■ **What you have to do**
The exercise asks you to copy every line below in which "Cola" appears.

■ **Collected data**
※
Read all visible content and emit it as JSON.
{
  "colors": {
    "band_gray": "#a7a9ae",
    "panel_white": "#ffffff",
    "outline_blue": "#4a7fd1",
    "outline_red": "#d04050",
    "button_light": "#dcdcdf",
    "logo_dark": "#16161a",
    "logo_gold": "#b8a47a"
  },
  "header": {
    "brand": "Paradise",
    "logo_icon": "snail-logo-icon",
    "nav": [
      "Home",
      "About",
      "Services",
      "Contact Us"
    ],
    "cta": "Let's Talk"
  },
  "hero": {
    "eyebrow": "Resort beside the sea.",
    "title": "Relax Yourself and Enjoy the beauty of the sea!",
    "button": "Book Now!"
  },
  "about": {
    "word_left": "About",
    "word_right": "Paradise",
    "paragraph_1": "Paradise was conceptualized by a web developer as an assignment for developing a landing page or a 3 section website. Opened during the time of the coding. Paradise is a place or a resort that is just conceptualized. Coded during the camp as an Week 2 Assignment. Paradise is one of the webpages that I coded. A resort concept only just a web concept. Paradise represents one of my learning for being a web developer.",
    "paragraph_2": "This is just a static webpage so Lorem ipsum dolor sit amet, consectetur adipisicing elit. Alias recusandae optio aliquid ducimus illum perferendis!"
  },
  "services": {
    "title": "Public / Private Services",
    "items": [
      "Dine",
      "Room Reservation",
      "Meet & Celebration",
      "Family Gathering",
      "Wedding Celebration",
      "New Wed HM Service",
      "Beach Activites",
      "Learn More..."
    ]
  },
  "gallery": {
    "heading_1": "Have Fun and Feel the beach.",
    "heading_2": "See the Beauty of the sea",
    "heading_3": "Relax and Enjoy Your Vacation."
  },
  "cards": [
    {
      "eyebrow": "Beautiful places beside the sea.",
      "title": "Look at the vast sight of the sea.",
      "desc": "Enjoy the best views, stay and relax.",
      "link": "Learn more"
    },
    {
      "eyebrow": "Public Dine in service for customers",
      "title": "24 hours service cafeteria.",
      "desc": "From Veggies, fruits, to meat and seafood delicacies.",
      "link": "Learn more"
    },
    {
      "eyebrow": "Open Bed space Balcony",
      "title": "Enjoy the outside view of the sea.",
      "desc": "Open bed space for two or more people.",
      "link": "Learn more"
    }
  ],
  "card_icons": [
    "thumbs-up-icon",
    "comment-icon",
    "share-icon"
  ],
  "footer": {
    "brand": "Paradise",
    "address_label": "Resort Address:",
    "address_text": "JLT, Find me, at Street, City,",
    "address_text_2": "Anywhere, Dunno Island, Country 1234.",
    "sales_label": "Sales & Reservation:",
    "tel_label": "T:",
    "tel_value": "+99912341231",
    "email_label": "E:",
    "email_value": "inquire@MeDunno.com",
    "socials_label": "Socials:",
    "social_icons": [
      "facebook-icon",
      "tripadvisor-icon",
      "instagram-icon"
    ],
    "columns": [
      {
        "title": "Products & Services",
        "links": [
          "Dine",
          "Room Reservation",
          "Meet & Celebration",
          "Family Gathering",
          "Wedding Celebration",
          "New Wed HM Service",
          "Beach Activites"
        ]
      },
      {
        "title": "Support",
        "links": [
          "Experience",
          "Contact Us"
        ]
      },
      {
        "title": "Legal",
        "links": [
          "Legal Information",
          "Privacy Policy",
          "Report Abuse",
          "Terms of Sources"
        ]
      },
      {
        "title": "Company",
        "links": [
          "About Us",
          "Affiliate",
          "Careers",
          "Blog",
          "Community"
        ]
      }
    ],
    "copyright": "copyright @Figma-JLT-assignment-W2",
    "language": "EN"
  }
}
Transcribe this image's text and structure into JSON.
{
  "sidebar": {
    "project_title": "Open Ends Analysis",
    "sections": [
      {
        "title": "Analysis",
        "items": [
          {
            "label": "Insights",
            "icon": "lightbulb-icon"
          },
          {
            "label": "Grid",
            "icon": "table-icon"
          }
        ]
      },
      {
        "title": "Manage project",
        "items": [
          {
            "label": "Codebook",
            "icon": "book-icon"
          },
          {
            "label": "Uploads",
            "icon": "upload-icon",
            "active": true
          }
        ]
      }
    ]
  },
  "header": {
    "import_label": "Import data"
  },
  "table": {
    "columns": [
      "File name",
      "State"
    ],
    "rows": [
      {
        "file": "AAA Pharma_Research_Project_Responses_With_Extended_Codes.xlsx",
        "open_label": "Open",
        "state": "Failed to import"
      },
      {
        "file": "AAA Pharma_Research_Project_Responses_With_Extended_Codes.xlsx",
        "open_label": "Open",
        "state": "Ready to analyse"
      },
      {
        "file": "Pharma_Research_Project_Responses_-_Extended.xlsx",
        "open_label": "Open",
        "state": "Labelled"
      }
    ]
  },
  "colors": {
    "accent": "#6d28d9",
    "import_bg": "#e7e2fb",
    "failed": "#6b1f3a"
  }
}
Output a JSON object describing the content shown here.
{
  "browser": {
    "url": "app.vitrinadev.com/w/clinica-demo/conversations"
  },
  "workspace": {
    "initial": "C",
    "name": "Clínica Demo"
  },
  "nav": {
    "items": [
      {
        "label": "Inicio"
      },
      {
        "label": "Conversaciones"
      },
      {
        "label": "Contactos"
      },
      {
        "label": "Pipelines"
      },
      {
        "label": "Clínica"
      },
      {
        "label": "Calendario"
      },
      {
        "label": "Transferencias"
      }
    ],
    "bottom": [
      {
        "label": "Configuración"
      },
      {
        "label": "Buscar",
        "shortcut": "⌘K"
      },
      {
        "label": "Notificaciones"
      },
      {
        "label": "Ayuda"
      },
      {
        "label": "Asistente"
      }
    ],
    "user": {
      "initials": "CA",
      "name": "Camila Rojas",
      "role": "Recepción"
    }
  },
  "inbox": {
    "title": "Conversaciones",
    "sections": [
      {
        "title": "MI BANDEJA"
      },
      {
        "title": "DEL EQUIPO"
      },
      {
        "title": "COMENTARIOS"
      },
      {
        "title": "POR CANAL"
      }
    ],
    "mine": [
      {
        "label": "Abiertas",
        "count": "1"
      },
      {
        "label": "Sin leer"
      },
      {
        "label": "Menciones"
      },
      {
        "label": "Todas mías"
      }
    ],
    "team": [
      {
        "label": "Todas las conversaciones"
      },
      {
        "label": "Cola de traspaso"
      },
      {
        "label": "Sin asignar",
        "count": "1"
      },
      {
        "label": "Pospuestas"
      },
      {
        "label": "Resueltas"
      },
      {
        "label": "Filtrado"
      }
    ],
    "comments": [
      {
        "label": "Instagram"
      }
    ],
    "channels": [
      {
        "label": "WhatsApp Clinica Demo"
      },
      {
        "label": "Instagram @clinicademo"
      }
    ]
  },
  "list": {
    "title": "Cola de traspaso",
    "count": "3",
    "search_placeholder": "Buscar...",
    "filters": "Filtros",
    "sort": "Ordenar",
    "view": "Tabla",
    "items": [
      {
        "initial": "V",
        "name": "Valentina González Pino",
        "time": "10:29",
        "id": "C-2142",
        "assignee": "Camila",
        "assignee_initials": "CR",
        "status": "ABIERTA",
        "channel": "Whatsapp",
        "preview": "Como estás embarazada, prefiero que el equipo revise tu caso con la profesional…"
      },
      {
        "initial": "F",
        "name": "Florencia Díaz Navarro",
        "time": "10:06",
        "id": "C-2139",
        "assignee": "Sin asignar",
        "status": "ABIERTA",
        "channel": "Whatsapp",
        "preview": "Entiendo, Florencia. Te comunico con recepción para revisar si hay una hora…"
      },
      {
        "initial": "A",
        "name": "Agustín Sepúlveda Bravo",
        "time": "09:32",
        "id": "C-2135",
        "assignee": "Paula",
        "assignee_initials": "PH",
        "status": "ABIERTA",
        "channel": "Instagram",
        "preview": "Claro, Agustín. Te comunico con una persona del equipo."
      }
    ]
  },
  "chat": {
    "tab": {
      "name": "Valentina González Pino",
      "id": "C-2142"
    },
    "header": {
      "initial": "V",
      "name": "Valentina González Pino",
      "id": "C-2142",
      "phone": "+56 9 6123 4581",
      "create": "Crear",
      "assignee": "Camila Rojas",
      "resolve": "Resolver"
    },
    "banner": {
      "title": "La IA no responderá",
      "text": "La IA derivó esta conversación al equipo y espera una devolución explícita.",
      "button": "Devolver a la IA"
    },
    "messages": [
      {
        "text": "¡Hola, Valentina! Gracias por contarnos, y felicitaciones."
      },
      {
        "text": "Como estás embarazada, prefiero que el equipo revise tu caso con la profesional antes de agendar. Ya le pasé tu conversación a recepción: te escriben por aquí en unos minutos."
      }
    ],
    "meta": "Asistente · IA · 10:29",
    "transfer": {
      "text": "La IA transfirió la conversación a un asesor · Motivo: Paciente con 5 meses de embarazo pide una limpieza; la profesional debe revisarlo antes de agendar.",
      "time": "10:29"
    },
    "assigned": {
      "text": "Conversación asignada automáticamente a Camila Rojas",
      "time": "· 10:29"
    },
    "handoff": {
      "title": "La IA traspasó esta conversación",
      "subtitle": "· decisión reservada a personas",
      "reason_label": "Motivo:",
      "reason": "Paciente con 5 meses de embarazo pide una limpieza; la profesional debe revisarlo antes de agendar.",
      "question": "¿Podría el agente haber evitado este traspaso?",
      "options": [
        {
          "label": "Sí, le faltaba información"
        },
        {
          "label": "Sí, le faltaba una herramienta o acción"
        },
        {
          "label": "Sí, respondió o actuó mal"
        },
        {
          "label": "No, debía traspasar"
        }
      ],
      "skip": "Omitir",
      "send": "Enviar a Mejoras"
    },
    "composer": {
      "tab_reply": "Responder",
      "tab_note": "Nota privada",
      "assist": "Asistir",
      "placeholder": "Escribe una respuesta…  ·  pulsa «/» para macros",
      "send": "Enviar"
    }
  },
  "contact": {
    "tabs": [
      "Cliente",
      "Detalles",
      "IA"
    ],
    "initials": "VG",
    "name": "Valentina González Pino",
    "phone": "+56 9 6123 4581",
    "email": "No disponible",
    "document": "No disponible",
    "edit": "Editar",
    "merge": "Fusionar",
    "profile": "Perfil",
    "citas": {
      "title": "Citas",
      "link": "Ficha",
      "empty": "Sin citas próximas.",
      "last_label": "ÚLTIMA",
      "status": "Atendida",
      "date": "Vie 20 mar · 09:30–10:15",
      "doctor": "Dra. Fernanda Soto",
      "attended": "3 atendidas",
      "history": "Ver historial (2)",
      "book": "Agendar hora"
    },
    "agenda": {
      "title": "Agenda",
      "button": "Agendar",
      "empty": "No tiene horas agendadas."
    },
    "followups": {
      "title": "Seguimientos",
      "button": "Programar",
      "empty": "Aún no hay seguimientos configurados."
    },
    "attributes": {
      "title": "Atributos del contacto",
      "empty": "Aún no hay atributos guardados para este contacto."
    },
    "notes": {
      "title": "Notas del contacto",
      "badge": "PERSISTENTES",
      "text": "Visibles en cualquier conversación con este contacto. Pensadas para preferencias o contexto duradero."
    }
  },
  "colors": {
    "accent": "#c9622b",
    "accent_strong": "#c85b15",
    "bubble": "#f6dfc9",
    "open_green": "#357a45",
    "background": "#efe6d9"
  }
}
※
■ **Exercise answer**
        "label": "Cola de traspaso"
    "title": "Cola de traspaso",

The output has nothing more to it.